Instructions for the task >> Omit the images. Copy each entry word for word.

Material to process >>
______
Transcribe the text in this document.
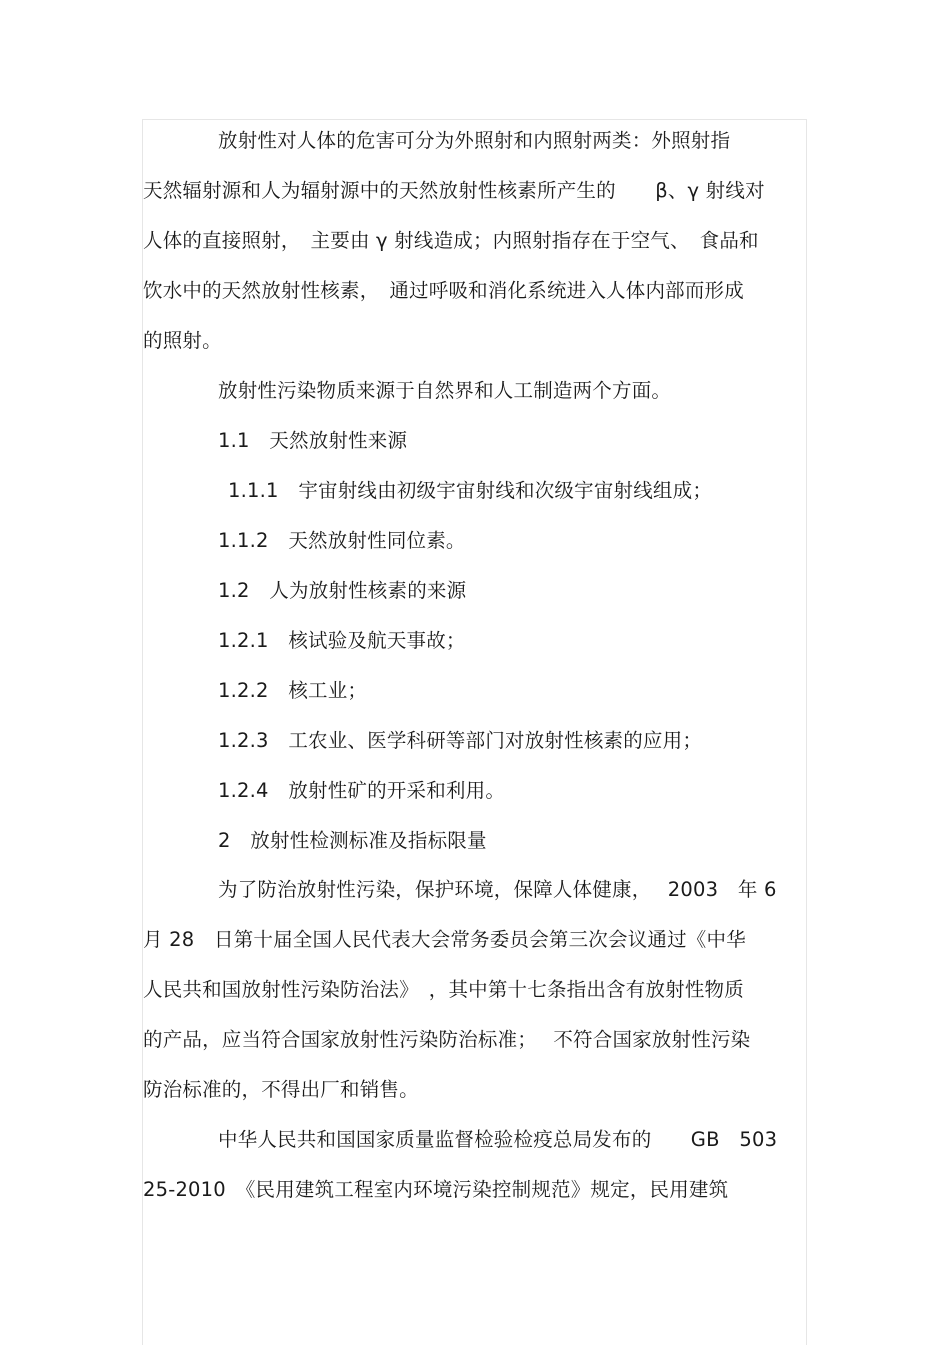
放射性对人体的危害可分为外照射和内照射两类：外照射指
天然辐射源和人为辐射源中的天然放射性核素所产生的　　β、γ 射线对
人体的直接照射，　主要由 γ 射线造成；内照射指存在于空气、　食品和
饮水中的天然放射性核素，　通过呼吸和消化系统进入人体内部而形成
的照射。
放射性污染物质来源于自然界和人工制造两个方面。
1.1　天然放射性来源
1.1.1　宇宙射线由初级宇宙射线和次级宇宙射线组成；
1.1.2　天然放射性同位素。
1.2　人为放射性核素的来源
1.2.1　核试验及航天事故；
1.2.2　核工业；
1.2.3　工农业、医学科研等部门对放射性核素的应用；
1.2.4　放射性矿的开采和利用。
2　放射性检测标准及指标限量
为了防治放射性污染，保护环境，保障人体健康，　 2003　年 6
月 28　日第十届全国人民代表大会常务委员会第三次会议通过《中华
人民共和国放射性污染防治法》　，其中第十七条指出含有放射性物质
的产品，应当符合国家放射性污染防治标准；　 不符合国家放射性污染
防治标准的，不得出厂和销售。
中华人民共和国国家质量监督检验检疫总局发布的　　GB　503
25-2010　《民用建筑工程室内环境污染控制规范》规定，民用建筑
______
Right answer >>
Transcribe the text in this document.
放射性对人体的危害可分为外照射和内照射两类：外照射指
天然辐射源和人为辐射源中的天然放射性核素所产生的　　β、γ 射线对
人体的直接照射，　主要由 γ 射线造成；内照射指存在于空气、　食品和
饮水中的天然放射性核素，　通过呼吸和消化系统进入人体内部而形成
的照射。
放射性污染物质来源于自然界和人工制造两个方面。
1.1　天然放射性来源
1.1.1　宇宙射线由初级宇宙射线和次级宇宙射线组成；
1.1.2　天然放射性同位素。
1.2　人为放射性核素的来源
1.2.1　核试验及航天事故；
1.2.2　核工业；
1.2.3　工农业、医学科研等部门对放射性核素的应用；
1.2.4　放射性矿的开采和利用。
2　放射性检测标准及指标限量
为了防治放射性污染，保护环境，保障人体健康，　 2003　年 6
月 28　日第十届全国人民代表大会常务委员会第三次会议通过《中华
人民共和国放射性污染防治法》　，其中第十七条指出含有放射性物质
的产品，应当符合国家放射性污染防治标准；　 不符合国家放射性污染
防治标准的，不得出厂和销售。
中华人民共和国国家质量监督检验检疫总局发布的　　GB　503
25-2010　《民用建筑工程室内环境污染控制规范》规定，民用建筑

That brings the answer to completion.